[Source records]
•••

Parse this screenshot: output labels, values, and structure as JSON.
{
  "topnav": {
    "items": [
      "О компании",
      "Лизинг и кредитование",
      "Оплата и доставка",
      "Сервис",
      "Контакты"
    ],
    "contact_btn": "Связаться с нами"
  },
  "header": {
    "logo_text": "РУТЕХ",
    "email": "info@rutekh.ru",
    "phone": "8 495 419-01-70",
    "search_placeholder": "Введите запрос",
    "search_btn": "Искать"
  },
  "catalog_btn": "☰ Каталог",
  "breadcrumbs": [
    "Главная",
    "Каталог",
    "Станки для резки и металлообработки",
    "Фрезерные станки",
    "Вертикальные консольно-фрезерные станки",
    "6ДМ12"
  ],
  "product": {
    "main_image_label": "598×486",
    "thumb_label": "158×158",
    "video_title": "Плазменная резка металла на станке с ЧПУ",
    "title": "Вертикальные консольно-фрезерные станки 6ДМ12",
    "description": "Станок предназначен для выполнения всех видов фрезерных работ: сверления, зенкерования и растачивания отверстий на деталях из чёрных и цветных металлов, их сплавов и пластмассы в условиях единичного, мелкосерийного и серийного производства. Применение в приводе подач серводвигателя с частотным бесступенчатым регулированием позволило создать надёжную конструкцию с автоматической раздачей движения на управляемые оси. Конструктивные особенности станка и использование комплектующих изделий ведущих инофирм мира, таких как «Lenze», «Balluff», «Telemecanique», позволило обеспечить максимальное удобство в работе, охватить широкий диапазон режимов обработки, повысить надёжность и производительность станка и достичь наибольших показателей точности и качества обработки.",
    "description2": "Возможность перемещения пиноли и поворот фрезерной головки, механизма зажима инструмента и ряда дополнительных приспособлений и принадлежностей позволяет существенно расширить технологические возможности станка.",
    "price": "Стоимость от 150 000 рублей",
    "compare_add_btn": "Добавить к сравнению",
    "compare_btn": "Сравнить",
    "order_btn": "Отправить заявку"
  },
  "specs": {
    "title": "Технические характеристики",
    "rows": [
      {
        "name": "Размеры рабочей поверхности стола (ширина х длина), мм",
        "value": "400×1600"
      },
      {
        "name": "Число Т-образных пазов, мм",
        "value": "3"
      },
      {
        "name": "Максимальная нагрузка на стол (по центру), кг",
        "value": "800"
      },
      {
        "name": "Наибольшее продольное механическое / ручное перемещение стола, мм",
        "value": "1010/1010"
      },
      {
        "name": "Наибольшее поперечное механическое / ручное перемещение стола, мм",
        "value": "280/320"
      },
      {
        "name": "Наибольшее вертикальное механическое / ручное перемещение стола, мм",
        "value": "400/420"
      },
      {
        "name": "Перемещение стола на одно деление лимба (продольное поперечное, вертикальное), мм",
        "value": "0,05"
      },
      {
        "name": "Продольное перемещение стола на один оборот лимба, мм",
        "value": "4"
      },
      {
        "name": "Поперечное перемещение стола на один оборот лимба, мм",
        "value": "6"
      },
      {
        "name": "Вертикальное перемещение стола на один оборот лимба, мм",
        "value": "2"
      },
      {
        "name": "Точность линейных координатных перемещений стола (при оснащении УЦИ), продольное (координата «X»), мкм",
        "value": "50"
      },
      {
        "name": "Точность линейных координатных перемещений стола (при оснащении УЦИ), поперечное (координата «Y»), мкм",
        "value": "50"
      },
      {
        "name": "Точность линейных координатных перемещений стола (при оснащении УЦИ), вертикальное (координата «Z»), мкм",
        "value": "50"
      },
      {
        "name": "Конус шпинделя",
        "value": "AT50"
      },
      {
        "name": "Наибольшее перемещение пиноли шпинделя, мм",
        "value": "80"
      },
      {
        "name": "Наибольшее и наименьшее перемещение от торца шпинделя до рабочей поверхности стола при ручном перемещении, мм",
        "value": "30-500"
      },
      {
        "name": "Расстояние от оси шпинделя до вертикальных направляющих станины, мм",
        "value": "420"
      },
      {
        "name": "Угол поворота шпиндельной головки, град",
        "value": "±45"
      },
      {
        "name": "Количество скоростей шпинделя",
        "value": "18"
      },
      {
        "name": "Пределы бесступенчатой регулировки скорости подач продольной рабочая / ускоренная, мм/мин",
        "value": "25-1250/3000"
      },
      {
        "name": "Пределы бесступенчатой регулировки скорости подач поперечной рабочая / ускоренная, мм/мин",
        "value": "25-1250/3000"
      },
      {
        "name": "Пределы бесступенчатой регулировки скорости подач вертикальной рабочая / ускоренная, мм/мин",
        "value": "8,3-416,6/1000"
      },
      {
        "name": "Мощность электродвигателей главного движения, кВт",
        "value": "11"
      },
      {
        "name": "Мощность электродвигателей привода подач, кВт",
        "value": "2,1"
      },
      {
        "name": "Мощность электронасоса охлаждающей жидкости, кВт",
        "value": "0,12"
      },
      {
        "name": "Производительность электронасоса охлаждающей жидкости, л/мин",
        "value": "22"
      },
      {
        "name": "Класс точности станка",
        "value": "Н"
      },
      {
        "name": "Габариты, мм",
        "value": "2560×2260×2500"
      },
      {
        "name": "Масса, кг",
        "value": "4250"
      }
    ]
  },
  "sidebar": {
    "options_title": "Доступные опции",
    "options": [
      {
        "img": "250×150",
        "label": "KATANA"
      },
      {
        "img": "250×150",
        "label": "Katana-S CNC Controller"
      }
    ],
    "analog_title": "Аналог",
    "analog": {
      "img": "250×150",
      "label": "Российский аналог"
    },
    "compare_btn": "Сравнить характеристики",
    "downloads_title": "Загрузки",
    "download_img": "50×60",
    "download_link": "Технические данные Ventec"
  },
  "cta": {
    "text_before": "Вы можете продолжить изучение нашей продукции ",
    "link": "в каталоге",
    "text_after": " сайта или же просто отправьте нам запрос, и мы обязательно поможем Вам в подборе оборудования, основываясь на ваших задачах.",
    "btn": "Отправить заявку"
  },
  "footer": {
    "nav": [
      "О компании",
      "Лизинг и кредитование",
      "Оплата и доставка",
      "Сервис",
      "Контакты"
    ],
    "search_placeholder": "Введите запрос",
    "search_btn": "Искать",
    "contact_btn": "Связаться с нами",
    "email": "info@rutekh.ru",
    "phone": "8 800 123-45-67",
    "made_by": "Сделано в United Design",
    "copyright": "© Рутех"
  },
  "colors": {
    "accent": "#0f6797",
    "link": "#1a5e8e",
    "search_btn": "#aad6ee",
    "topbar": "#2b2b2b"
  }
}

•••

* EXERCISE TASK *
Which lines hold the word "консольно"? Copy every one of them.

* RESPONSE TO THIS EXERCISE *
    "Вертикальные консольно-фрезерные станки",
    "title": "Вертикальные консольно-фрезерные станки 6ДМ12",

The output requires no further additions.